- **Study text**:
┌────────

Six months after a powerful earthquake reduced much of two
Indonesian provinces to rubble, IOM is still building thousands of
temporary homes, providing support services to badly injured
survivors and transporting hundreds of metric tons of supplies into
the quake-affected areas.

The 27 May, 6.3 magnitude quake struck at dawn off the coast of
Java, killing 6,000 people and injuring 50,000 more in densely
populated Yogyakarta and Central Java provinces.  Entire
villages were levelled, leaving an estimated 1.5 million
homeless.

One of the first to respond to the disaster, IOM launched its
temporary housing initiative three months ago, opening a
centralized manufacturing facility in Yogyakarta where sufficient
bamboo components for the construction of up to 180 temporary homes
are pre-cut and assembled by a workforce of 360 people each
day.

IOM tapped into Java’s traditional cooperative village
mechanism known as gotong royong to organize a construction process
that is supervised by local university engineering students. Over
5,000 of the durable homes have been built thus far, with a further
7,000 targeted for completion by the end of the year.

└────────

- **Supplied information**:
┌────────

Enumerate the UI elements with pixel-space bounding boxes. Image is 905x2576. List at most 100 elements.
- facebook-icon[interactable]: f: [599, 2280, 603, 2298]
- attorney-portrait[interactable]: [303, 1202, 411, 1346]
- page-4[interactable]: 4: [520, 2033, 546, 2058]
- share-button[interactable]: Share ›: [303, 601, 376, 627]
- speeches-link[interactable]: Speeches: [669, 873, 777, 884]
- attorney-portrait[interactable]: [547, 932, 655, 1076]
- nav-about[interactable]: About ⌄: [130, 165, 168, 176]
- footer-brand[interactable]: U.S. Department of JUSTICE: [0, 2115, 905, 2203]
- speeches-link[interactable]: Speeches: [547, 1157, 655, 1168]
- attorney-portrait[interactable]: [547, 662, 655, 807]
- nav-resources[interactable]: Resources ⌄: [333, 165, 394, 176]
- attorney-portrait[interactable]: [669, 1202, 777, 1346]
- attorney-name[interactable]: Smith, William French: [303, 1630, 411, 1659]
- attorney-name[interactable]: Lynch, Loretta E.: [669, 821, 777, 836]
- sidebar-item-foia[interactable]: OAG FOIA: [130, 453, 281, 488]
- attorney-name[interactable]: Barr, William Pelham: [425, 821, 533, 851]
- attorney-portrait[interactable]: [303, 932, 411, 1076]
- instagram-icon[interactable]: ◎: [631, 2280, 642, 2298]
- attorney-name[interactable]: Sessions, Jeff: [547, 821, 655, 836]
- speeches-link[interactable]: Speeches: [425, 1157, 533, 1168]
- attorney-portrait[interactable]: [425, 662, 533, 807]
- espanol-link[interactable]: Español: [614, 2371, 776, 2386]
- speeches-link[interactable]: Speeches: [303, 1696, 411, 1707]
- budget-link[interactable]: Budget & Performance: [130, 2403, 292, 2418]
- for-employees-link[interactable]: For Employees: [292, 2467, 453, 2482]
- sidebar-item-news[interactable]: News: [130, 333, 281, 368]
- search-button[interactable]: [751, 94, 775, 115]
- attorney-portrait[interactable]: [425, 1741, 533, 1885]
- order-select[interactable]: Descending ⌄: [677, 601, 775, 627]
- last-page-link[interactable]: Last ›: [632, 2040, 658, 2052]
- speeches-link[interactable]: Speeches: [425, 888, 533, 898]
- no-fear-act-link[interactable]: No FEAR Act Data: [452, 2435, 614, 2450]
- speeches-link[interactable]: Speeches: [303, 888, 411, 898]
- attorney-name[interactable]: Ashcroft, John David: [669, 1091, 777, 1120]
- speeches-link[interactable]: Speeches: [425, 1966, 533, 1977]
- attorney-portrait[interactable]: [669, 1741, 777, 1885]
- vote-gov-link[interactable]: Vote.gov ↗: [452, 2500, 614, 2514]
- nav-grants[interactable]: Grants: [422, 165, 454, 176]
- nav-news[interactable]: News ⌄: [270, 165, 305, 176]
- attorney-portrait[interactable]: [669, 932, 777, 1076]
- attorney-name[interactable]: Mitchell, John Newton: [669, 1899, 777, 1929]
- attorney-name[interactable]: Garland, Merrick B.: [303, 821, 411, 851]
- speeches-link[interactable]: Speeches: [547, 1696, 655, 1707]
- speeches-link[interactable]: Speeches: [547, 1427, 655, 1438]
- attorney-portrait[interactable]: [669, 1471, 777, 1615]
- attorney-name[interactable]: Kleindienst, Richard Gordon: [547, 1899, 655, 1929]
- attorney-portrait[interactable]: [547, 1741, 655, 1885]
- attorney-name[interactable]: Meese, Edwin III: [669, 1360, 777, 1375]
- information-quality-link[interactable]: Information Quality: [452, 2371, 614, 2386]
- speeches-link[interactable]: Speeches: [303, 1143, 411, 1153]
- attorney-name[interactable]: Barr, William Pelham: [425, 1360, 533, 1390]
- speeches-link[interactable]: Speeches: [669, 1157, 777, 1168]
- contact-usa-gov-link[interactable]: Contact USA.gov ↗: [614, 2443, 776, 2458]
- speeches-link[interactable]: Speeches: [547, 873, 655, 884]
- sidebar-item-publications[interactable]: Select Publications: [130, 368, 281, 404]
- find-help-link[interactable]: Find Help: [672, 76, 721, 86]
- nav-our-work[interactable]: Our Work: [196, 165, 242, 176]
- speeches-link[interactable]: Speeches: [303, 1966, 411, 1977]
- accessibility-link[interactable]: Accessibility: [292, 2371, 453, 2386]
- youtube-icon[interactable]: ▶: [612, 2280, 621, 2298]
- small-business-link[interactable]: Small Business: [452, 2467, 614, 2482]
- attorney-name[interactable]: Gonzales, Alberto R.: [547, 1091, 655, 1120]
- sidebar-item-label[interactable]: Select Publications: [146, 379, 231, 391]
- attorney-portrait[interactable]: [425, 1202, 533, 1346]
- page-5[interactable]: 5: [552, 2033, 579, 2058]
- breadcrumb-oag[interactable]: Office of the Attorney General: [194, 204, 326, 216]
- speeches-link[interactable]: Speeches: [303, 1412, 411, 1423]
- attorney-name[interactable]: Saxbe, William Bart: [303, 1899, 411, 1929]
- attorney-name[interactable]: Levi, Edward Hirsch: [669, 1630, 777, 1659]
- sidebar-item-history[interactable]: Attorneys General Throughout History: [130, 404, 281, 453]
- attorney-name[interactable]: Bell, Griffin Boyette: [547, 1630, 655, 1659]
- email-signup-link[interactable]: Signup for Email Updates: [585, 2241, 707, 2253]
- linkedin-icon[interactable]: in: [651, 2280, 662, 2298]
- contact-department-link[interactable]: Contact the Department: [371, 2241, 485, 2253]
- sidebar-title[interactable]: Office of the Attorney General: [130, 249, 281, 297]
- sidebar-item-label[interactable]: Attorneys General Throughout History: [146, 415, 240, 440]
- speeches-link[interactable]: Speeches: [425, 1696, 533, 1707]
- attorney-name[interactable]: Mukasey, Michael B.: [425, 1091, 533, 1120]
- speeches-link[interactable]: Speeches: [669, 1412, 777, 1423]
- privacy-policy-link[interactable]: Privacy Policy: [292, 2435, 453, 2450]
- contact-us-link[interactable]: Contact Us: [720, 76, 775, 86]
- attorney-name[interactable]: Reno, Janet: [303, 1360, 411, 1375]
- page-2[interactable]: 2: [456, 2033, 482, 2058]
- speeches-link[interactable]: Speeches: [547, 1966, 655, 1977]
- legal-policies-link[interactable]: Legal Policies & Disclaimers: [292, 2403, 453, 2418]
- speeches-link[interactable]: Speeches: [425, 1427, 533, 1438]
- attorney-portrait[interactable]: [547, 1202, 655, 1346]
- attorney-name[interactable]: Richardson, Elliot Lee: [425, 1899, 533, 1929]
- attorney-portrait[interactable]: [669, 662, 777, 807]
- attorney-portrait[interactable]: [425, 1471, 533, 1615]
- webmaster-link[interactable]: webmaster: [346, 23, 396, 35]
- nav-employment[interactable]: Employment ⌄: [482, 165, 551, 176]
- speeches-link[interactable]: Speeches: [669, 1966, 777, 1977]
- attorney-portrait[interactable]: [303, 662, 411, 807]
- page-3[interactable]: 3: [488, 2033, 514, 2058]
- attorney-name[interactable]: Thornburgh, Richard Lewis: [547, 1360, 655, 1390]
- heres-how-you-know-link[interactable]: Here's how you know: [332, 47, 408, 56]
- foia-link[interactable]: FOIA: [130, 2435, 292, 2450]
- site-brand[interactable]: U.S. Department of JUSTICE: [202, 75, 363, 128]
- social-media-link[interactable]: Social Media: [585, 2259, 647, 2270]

└────────

- **Required work**:
[a] In the text about the Java earthquake, rewrite the paragraph beginning "One of the first to respond" as a shorter paragraph, keeping its main facts.
[b] List every number of people given in the text about the Java earthquake, saying what each number refers to.

- **Answers**:
[a] Among the first to respond, IOM began its temporary housing effort three months ago. It opened a central factory in Yogyakarta, where 360 workers pre-cut and assemble enough bamboo parts each day for up to 180 temporary homes.

[b]
- 6,000: people killed by the quake
- 50,000: people injured
- 1.5 million: people left homeless (an estimate)
- 360: workers at the Yogyakarta manufacturing facility